(Stored items)
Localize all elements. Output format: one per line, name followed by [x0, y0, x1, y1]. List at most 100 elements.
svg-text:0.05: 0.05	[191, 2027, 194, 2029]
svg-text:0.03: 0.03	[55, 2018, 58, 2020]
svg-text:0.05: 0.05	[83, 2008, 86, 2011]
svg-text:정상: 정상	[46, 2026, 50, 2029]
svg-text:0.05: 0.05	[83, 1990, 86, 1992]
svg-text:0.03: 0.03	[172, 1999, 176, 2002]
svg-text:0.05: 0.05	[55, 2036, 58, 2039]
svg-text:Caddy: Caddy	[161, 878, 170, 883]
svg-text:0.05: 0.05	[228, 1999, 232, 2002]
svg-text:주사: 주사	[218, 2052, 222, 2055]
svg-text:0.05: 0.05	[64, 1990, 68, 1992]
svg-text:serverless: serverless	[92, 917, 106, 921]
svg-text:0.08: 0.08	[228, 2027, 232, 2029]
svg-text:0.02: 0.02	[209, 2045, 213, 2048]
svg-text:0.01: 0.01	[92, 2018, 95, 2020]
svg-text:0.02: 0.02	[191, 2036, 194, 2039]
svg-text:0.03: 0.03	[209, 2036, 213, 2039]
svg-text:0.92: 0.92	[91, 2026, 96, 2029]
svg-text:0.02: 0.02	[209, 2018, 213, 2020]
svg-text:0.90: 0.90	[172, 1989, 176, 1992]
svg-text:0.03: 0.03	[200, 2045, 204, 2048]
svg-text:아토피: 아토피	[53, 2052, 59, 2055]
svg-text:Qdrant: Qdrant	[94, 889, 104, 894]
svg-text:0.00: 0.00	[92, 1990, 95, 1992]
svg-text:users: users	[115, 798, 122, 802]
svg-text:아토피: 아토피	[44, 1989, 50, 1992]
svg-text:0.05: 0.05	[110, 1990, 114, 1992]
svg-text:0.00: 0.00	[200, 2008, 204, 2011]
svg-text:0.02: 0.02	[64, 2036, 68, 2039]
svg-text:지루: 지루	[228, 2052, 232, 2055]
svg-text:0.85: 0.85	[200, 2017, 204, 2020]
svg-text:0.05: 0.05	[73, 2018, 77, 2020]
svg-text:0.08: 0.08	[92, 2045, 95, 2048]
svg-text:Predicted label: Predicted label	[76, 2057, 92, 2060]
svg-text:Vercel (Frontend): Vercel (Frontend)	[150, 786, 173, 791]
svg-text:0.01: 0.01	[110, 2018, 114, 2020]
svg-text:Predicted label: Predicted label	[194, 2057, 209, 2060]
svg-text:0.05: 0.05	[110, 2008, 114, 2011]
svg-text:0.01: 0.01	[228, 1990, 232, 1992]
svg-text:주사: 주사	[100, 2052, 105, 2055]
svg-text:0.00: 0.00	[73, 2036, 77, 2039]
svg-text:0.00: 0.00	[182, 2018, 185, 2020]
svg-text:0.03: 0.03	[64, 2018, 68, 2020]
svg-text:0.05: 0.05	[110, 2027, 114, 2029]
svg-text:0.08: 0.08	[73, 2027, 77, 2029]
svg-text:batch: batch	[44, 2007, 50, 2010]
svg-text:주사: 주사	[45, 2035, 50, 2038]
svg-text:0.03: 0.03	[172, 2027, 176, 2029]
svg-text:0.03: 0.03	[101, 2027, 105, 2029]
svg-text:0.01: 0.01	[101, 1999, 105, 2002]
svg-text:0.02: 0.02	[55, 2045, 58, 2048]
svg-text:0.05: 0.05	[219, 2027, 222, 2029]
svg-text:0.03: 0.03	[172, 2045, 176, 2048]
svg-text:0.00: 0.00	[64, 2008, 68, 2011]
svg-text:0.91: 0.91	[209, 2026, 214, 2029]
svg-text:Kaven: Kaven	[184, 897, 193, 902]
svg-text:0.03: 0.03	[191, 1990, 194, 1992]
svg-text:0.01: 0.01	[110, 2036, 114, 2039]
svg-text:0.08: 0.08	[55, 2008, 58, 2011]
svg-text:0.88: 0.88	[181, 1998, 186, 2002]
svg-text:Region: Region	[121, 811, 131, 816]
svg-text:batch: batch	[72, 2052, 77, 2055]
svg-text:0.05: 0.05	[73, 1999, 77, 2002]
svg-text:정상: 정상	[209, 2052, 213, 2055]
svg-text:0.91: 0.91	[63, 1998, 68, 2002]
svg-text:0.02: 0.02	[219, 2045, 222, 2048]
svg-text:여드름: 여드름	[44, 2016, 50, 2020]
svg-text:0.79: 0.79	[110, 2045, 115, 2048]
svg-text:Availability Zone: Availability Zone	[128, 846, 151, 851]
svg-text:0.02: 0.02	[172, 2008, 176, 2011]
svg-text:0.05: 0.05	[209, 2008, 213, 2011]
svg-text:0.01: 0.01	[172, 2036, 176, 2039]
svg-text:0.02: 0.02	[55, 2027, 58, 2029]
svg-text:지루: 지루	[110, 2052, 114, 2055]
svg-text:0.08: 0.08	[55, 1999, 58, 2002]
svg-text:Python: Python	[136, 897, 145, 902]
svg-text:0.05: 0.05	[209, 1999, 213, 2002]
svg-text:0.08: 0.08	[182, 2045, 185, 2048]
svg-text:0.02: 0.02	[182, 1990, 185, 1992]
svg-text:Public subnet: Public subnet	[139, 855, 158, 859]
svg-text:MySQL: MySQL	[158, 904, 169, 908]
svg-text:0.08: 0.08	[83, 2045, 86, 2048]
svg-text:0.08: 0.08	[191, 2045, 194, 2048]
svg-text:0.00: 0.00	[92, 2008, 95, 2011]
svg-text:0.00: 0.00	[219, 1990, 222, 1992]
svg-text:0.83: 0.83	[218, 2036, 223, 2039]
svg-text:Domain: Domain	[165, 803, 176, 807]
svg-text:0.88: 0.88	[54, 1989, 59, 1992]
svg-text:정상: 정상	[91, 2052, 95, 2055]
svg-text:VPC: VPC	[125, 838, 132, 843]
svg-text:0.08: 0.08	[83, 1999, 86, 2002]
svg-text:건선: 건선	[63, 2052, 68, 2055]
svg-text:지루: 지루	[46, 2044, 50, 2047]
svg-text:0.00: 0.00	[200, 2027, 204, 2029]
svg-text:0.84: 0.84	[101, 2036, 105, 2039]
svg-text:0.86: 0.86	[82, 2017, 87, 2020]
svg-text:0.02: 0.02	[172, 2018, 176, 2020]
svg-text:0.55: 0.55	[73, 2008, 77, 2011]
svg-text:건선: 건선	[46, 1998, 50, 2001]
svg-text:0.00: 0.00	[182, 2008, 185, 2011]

§ Problem
Rewrite the records above, replacing every "Predicted label" with "Predicted class" and leaving everything else unchanged.

§ Written solution
Localize all elements. Output format: one per line, name followed by [x0, y0, x1, y1]. List at most 100 elements.
svg-text:0.05: 0.05	[191, 2027, 194, 2029]
svg-text:0.03: 0.03	[55, 2018, 58, 2020]
svg-text:0.05: 0.05	[83, 2008, 86, 2011]
svg-text:정상: 정상	[46, 2026, 50, 2029]
svg-text:0.05: 0.05	[83, 1990, 86, 1992]
svg-text:0.03: 0.03	[172, 1999, 176, 2002]
svg-text:0.05: 0.05	[55, 2036, 58, 2039]
svg-text:Caddy: Caddy	[161, 878, 170, 883]
svg-text:0.05: 0.05	[228, 1999, 232, 2002]
svg-text:주사: 주사	[218, 2052, 222, 2055]
svg-text:0.05: 0.05	[64, 1990, 68, 1992]
svg-text:serverless: serverless	[92, 917, 106, 921]
svg-text:0.08: 0.08	[228, 2027, 232, 2029]
svg-text:0.02: 0.02	[209, 2045, 213, 2048]
svg-text:0.01: 0.01	[92, 2018, 95, 2020]
svg-text:0.02: 0.02	[191, 2036, 194, 2039]
svg-text:0.03: 0.03	[209, 2036, 213, 2039]
svg-text:0.92: 0.92	[91, 2026, 96, 2029]
svg-text:0.02: 0.02	[209, 2018, 213, 2020]
svg-text:0.90: 0.90	[172, 1989, 176, 1992]
svg-text:0.03: 0.03	[200, 2045, 204, 2048]
svg-text:아토피: 아토피	[53, 2052, 59, 2055]
svg-text:Qdrant: Qdrant	[94, 889, 104, 894]
svg-text:0.00: 0.00	[92, 1990, 95, 1992]
svg-text:users: users	[115, 798, 122, 802]
svg-text:아토피: 아토피	[44, 1989, 50, 1992]
svg-text:0.05: 0.05	[110, 1990, 114, 1992]
svg-text:0.00: 0.00	[200, 2008, 204, 2011]
svg-text:0.02: 0.02	[64, 2036, 68, 2039]
svg-text:지루: 지루	[228, 2052, 232, 2055]
svg-text:0.85: 0.85	[200, 2017, 204, 2020]
svg-text:0.05: 0.05	[73, 2018, 77, 2020]
svg-text:0.08: 0.08	[92, 2045, 95, 2048]
svg-text:Predicted class: Predicted class	[76, 2057, 92, 2060]
svg-text:Vercel (Frontend): Vercel (Frontend)	[150, 786, 173, 791]
svg-text:0.01: 0.01	[110, 2018, 114, 2020]
svg-text:Predicted class: Predicted class	[194, 2057, 209, 2060]
svg-text:0.05: 0.05	[110, 2008, 114, 2011]
svg-text:0.01: 0.01	[228, 1990, 232, 1992]
svg-text:주사: 주사	[100, 2052, 105, 2055]
svg-text:0.00: 0.00	[73, 2036, 77, 2039]
svg-text:0.00: 0.00	[182, 2018, 185, 2020]
svg-text:0.03: 0.03	[64, 2018, 68, 2020]
svg-text:0.05: 0.05	[110, 2027, 114, 2029]
svg-text:0.08: 0.08	[73, 2027, 77, 2029]
svg-text:batch: batch	[44, 2007, 50, 2010]
svg-text:주사: 주사	[45, 2035, 50, 2038]
svg-text:0.03: 0.03	[172, 2027, 176, 2029]
svg-text:0.03: 0.03	[101, 2027, 105, 2029]
svg-text:0.01: 0.01	[101, 1999, 105, 2002]
svg-text:0.02: 0.02	[55, 2045, 58, 2048]
svg-text:0.05: 0.05	[219, 2027, 222, 2029]
svg-text:0.03: 0.03	[172, 2045, 176, 2048]
svg-text:0.00: 0.00	[64, 2008, 68, 2011]
svg-text:0.91: 0.91	[209, 2026, 214, 2029]
svg-text:Kaven: Kaven	[184, 897, 193, 902]
svg-text:0.03: 0.03	[191, 1990, 194, 1992]
svg-text:0.01: 0.01	[110, 2036, 114, 2039]
svg-text:0.08: 0.08	[55, 2008, 58, 2011]
svg-text:0.88: 0.88	[181, 1998, 186, 2002]
svg-text:Region: Region	[121, 811, 131, 816]
svg-text:batch: batch	[72, 2052, 77, 2055]
svg-text:0.05: 0.05	[73, 1999, 77, 2002]
svg-text:정상: 정상	[209, 2052, 213, 2055]
svg-text:0.91: 0.91	[63, 1998, 68, 2002]
svg-text:0.02: 0.02	[219, 2045, 222, 2048]
svg-text:여드름: 여드름	[44, 2016, 50, 2020]
svg-text:0.79: 0.79	[110, 2045, 115, 2048]
svg-text:Availability Zone: Availability Zone	[128, 846, 151, 851]
svg-text:0.02: 0.02	[172, 2008, 176, 2011]
svg-text:0.05: 0.05	[209, 2008, 213, 2011]
svg-text:0.01: 0.01	[172, 2036, 176, 2039]
svg-text:0.02: 0.02	[55, 2027, 58, 2029]
svg-text:지루: 지루	[110, 2052, 114, 2055]
svg-text:0.08: 0.08	[55, 1999, 58, 2002]
svg-text:Python: Python	[136, 897, 145, 902]
svg-text:0.05: 0.05	[209, 1999, 213, 2002]
svg-text:0.08: 0.08	[182, 2045, 185, 2048]
svg-text:0.02: 0.02	[182, 1990, 185, 1992]
svg-text:Public subnet: Public subnet	[139, 855, 158, 859]
svg-text:MySQL: MySQL	[158, 904, 169, 908]
svg-text:0.08: 0.08	[83, 2045, 86, 2048]
svg-text:0.08: 0.08	[191, 2045, 194, 2048]
svg-text:0.00: 0.00	[92, 2008, 95, 2011]
svg-text:0.00: 0.00	[219, 1990, 222, 1992]
svg-text:0.83: 0.83	[218, 2036, 223, 2039]
svg-text:Domain: Domain	[165, 803, 176, 807]
svg-text:0.88: 0.88	[54, 1989, 59, 1992]
svg-text:정상: 정상	[91, 2052, 95, 2055]
svg-text:VPC: VPC	[125, 838, 132, 843]
svg-text:0.08: 0.08	[83, 1999, 86, 2002]
svg-text:건선: 건선	[63, 2052, 68, 2055]
svg-text:지루: 지루	[46, 2044, 50, 2047]
svg-text:0.00: 0.00	[200, 2027, 204, 2029]
svg-text:0.84: 0.84	[101, 2036, 105, 2039]
svg-text:0.86: 0.86	[82, 2017, 87, 2020]
svg-text:0.02: 0.02	[172, 2018, 176, 2020]
svg-text:0.55: 0.55	[73, 2008, 77, 2011]
svg-text:건선: 건선	[46, 1998, 50, 2001]
svg-text:0.00: 0.00	[182, 2008, 185, 2011]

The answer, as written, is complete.